**EXERCISE DIRECTIONS:** Look through the records below and collect all lines that hold the string "Kalman".

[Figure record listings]
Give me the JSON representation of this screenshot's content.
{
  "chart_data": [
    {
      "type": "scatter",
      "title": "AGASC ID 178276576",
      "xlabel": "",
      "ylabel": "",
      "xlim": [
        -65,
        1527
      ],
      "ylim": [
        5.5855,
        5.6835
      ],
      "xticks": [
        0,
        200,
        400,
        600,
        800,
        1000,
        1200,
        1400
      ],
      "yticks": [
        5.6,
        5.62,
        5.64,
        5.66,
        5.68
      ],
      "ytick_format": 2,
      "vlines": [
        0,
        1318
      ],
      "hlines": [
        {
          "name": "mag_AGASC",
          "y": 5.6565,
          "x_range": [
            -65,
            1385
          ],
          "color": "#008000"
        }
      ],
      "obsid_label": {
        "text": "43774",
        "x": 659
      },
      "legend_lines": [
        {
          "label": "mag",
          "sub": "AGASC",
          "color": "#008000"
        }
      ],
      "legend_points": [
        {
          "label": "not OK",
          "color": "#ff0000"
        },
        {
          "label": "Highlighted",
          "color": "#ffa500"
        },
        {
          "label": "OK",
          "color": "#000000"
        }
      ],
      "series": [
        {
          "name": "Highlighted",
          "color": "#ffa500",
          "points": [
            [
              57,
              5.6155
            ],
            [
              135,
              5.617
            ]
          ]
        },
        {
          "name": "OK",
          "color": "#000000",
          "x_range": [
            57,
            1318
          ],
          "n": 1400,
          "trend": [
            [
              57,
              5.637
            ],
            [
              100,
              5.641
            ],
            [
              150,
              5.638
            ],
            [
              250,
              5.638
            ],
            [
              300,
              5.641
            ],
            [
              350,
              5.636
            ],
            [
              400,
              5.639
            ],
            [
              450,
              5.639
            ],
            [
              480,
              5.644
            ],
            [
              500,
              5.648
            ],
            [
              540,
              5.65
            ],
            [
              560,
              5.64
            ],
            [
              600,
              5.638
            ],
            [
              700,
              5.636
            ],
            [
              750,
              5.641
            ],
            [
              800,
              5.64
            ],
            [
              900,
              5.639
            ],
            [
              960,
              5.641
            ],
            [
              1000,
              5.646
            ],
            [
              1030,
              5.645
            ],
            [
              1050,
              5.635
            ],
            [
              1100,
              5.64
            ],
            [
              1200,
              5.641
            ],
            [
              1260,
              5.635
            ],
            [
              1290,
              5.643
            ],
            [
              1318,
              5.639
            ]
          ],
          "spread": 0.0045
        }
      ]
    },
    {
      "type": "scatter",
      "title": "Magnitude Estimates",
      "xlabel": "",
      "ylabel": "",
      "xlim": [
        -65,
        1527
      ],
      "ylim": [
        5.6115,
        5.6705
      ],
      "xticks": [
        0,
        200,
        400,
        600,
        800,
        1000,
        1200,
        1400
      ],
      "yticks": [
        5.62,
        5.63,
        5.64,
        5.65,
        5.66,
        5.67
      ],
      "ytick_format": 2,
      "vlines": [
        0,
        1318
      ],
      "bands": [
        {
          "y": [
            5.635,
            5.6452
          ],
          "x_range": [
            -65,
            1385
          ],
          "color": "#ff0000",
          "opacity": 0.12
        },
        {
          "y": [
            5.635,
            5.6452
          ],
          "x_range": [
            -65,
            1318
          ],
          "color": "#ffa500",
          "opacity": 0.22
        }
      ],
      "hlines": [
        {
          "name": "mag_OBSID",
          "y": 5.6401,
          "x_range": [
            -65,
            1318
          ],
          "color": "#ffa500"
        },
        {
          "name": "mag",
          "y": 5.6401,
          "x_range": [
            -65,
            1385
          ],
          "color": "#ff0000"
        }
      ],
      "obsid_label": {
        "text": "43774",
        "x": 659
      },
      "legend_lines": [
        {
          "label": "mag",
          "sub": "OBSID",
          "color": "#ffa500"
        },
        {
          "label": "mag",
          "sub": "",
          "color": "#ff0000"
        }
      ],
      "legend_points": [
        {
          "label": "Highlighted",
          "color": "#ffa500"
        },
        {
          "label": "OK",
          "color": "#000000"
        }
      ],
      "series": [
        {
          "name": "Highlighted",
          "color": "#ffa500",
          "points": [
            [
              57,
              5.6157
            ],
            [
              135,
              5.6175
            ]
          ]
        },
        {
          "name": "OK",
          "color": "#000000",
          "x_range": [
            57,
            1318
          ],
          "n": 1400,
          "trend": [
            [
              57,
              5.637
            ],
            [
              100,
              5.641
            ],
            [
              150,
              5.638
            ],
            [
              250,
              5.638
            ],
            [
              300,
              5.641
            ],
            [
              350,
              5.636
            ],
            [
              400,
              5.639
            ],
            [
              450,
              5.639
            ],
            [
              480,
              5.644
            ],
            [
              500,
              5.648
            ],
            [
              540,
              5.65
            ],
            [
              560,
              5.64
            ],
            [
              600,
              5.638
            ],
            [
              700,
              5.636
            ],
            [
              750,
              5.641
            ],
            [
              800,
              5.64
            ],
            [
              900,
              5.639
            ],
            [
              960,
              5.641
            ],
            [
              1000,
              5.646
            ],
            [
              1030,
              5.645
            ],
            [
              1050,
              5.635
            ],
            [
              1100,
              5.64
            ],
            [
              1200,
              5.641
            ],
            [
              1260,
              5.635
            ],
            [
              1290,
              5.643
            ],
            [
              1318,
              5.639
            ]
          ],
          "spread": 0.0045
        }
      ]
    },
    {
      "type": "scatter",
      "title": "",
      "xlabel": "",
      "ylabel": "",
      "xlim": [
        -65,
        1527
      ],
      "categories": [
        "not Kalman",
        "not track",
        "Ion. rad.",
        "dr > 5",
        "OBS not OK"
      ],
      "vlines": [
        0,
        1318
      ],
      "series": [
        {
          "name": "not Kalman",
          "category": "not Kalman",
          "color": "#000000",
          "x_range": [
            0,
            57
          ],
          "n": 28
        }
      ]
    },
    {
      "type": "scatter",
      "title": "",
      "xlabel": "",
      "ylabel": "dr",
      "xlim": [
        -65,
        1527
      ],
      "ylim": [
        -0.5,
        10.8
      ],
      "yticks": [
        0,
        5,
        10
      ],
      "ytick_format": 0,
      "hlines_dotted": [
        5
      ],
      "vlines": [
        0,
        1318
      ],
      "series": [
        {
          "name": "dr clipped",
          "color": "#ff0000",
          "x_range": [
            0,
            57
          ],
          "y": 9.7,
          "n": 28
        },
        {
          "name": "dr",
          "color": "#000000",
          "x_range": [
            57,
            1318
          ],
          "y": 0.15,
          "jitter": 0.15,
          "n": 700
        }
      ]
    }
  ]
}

**SOLVED EXERCISE:**
        "not Kalman",
          "name": "not Kalman",
          "category": "not Kalman",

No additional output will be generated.